Rows from a dataset:
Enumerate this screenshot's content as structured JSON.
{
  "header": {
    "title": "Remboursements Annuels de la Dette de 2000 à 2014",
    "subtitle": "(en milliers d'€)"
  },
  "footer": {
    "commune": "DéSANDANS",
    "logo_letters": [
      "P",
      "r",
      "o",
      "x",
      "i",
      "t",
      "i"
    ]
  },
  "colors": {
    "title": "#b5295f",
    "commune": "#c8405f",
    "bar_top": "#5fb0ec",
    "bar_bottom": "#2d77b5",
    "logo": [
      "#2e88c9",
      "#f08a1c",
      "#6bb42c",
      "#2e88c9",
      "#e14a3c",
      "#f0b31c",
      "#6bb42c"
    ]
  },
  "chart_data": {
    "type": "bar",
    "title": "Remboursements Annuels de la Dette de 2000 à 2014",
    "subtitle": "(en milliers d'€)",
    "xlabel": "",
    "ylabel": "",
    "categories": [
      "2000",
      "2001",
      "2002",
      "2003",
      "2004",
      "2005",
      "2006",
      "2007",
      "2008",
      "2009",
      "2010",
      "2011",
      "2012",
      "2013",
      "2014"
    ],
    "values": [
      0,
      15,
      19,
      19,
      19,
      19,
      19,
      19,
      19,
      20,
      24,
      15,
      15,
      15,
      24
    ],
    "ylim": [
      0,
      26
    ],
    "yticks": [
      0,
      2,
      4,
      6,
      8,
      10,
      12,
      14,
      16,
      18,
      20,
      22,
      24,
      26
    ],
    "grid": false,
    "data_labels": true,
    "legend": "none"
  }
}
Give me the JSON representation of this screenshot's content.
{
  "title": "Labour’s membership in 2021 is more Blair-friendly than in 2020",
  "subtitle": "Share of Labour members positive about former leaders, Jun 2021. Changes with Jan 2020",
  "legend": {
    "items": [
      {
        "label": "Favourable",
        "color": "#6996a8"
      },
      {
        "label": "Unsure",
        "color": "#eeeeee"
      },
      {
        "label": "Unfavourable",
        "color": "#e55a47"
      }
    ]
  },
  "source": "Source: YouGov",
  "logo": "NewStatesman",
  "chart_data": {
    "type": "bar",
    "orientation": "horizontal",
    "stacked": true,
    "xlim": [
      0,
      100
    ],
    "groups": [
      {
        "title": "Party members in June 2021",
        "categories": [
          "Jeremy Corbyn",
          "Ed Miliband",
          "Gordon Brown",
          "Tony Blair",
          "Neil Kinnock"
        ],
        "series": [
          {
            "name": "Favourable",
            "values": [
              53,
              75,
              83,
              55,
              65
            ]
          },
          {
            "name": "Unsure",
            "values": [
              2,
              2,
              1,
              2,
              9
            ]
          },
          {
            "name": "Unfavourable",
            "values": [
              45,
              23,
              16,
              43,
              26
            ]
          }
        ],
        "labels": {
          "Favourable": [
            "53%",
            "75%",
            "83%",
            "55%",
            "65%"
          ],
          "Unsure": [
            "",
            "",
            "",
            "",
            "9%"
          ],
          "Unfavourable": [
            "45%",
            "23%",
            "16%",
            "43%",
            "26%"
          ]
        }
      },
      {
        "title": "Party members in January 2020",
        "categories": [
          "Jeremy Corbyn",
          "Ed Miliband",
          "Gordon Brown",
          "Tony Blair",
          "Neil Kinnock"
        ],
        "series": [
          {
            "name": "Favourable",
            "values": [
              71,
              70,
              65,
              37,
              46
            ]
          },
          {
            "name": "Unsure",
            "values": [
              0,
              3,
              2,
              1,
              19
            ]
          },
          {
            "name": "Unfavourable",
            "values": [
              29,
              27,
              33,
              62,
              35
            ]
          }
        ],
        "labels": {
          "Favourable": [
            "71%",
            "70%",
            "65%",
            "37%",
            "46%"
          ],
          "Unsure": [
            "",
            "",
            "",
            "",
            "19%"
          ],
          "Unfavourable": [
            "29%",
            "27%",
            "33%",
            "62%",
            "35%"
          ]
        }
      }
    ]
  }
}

GOAL: Scan the listing above and copy all lines containing the word "content".

COMPLETED EXERCISE:
Enumerate this screenshot's content as structured JSON.
Give me the JSON representation of this screenshot's content.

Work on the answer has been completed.